(Collection entries)
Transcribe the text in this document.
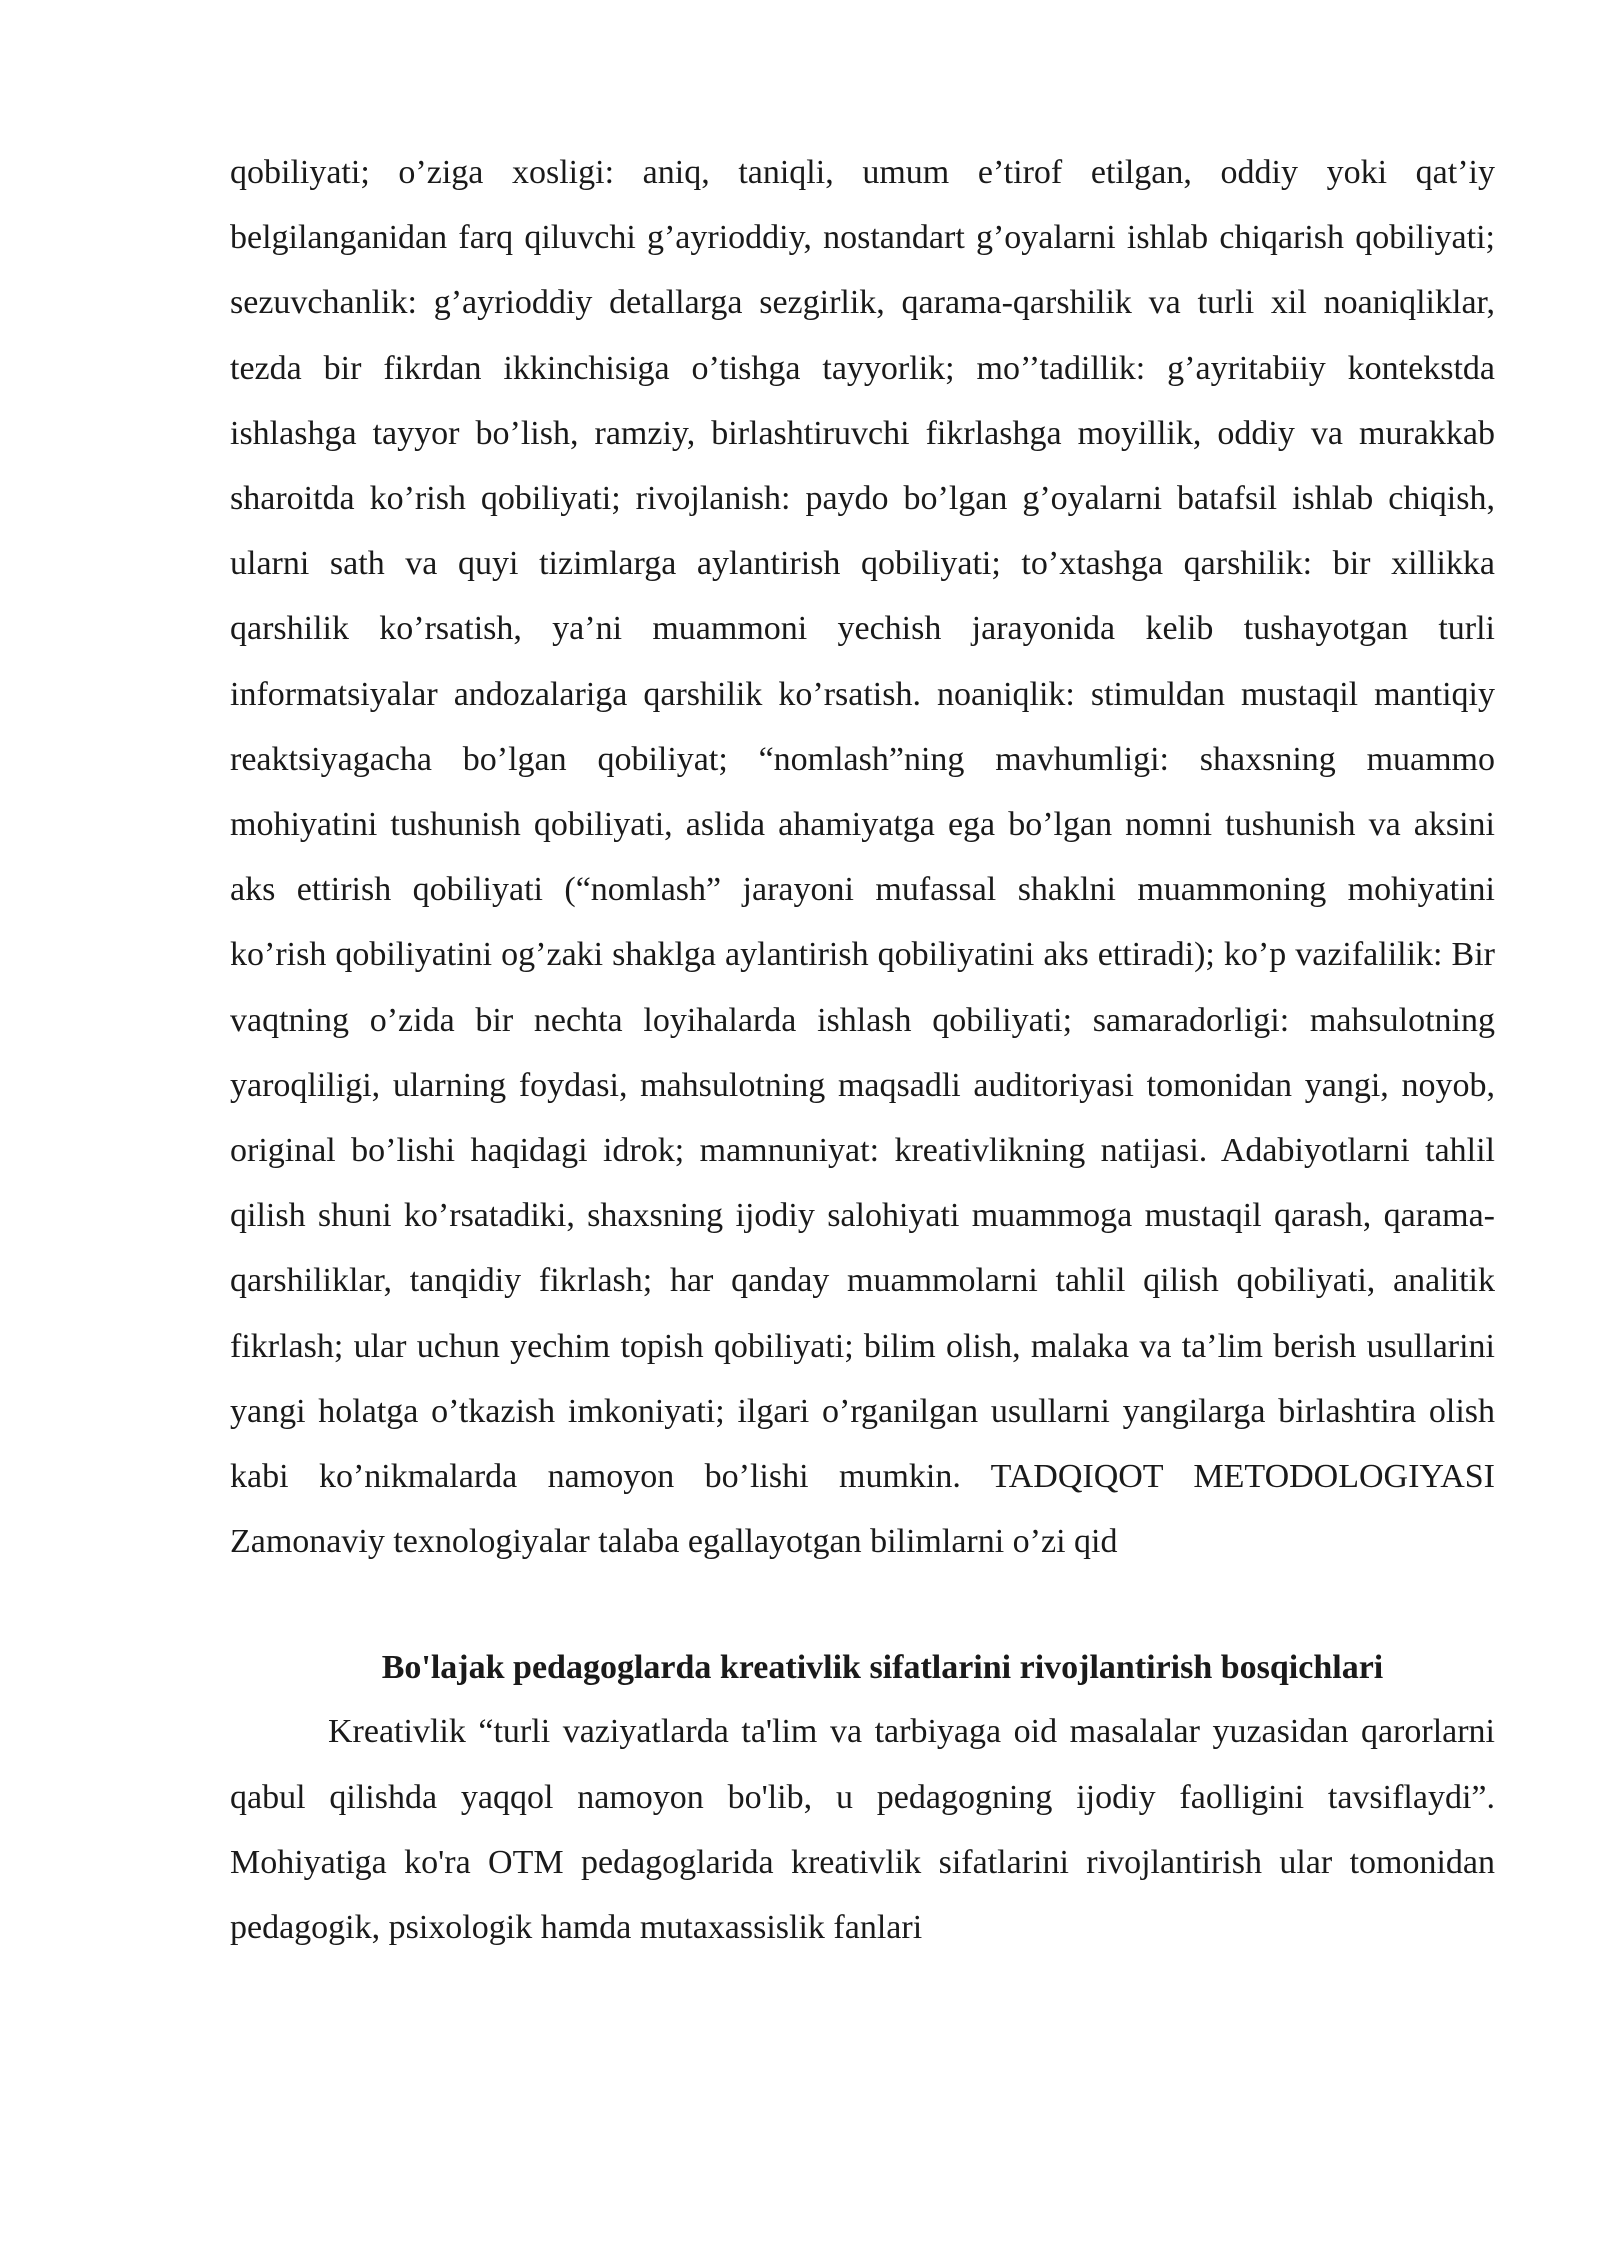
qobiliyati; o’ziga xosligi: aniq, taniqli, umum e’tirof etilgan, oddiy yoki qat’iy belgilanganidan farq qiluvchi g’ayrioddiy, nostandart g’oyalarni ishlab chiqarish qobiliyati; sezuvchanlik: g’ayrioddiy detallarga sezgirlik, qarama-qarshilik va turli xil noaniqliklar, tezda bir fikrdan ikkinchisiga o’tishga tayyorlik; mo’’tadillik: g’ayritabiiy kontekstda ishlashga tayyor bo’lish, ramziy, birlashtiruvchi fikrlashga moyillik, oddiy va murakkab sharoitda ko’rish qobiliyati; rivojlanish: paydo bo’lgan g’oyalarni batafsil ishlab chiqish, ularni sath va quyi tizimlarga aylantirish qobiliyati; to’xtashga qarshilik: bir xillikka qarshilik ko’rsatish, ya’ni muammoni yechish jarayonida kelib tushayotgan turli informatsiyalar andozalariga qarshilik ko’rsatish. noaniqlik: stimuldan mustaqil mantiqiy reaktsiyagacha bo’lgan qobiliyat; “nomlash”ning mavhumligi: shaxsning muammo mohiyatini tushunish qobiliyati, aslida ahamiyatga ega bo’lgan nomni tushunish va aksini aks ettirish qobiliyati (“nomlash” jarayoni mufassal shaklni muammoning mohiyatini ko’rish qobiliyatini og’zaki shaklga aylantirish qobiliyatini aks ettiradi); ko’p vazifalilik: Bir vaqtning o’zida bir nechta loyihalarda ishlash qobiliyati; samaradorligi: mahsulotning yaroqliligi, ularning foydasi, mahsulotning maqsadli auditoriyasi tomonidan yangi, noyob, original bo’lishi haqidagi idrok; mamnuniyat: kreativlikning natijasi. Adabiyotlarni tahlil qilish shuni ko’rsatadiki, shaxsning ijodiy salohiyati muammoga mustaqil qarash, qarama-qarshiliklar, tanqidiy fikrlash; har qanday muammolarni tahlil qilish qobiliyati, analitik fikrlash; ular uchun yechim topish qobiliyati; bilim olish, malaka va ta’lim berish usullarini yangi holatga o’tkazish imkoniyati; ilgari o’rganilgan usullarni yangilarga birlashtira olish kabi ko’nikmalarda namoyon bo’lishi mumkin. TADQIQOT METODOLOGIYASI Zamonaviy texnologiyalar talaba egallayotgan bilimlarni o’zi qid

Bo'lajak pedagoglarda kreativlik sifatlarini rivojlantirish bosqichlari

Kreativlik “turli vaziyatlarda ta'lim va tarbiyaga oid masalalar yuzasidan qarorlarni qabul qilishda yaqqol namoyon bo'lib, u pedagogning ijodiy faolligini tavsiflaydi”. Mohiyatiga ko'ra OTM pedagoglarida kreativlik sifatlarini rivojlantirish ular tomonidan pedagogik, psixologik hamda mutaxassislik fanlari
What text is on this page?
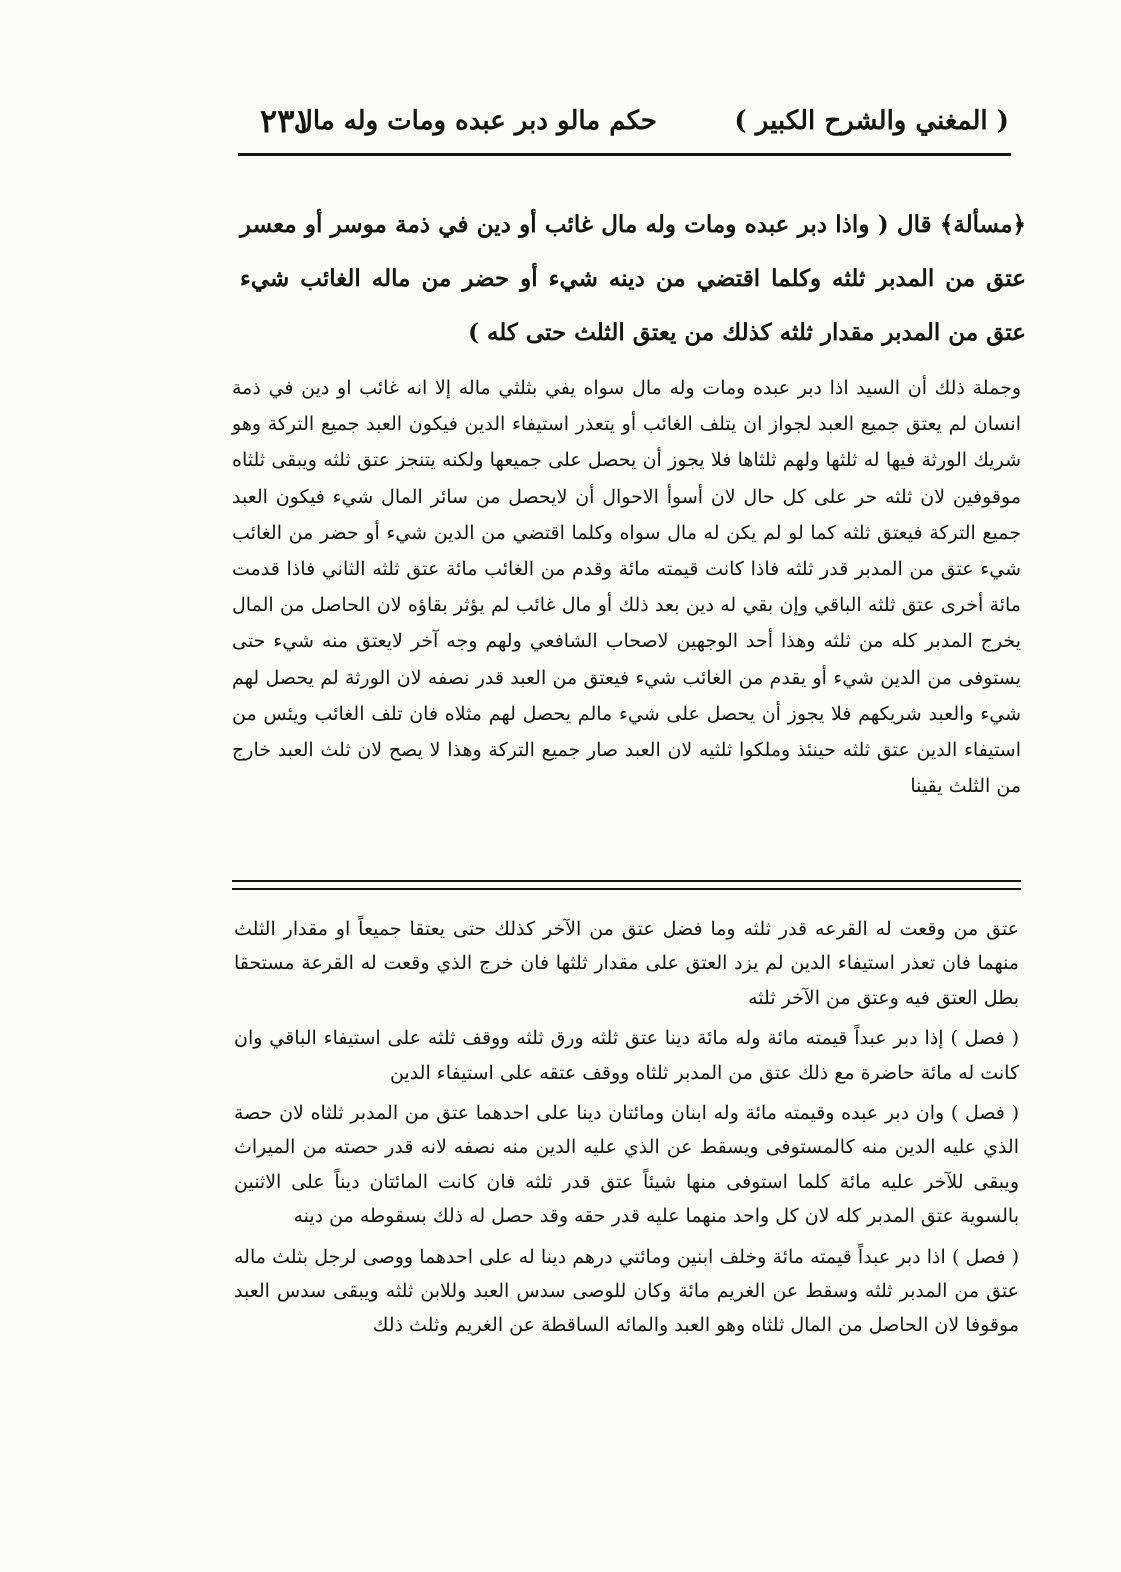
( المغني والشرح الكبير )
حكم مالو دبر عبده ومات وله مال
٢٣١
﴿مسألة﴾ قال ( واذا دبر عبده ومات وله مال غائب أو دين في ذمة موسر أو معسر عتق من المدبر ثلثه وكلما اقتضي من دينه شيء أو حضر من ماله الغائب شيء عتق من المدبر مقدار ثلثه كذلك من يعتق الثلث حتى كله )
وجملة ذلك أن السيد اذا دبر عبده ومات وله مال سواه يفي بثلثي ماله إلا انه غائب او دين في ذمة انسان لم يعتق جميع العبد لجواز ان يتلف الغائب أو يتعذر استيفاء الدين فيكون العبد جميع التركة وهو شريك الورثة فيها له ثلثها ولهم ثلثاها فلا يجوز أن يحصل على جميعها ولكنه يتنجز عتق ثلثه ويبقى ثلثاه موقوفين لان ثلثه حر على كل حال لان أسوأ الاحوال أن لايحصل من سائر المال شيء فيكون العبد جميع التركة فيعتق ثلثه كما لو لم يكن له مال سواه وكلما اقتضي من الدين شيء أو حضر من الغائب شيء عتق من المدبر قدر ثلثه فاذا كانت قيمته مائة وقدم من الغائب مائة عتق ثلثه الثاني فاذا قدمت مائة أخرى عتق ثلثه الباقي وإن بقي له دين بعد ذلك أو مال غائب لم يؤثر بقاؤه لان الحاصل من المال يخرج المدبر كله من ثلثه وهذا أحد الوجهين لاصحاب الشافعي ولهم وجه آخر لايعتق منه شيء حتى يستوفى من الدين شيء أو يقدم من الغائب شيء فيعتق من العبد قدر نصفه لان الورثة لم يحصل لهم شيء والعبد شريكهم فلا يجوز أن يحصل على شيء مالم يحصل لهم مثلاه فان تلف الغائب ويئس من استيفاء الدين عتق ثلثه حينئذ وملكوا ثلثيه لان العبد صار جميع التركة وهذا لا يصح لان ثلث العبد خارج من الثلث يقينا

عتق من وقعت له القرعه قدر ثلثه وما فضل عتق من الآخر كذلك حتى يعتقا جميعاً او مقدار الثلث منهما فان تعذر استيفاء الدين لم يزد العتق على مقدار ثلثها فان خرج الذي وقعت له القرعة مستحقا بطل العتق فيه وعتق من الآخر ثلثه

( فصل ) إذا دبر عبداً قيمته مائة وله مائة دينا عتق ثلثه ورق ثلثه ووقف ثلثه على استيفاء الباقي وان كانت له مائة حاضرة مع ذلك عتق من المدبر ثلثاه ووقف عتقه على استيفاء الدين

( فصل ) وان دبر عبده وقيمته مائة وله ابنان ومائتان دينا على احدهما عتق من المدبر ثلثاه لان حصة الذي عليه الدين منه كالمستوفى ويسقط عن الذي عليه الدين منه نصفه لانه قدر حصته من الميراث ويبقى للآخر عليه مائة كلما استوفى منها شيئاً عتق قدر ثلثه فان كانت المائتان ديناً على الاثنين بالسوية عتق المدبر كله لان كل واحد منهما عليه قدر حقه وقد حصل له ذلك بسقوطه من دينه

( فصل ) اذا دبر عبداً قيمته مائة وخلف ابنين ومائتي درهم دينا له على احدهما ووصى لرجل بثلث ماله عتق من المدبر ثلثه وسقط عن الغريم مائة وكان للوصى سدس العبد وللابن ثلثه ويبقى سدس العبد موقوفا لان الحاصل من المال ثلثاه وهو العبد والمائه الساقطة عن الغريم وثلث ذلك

:: GOAL OF THE EXERCISE ::
Scan the data above; copy every line where "منهما" appears.

:: SOLUTION BELOW ::
عتق من وقعت له القرعه قدر ثلثه وما فضل عتق من الآخر كذلك حتى يعتقا جميعاً او مقدار الثلث منهما فان تعذر استيفاء الدين لم يزد العتق على مقدار ثلثها فان خرج الذي وقعت له القرعة مستحقا بطل العتق فيه وعتق من الآخر ثلثه
( فصل ) وان دبر عبده وقيمته مائة وله ابنان ومائتان دينا على احدهما عتق من المدبر ثلثاه لان حصة الذي عليه الدين منه كالمستوفى ويسقط عن الذي عليه الدين منه نصفه لانه قدر حصته من الميراث ويبقى للآخر عليه مائة كلما استوفى منها شيئاً عتق قدر ثلثه فان كانت المائتان ديناً على الاثنين بالسوية عتق المدبر كله لان كل واحد منهما عليه قدر حقه وقد حصل له ذلك بسقوطه من دينه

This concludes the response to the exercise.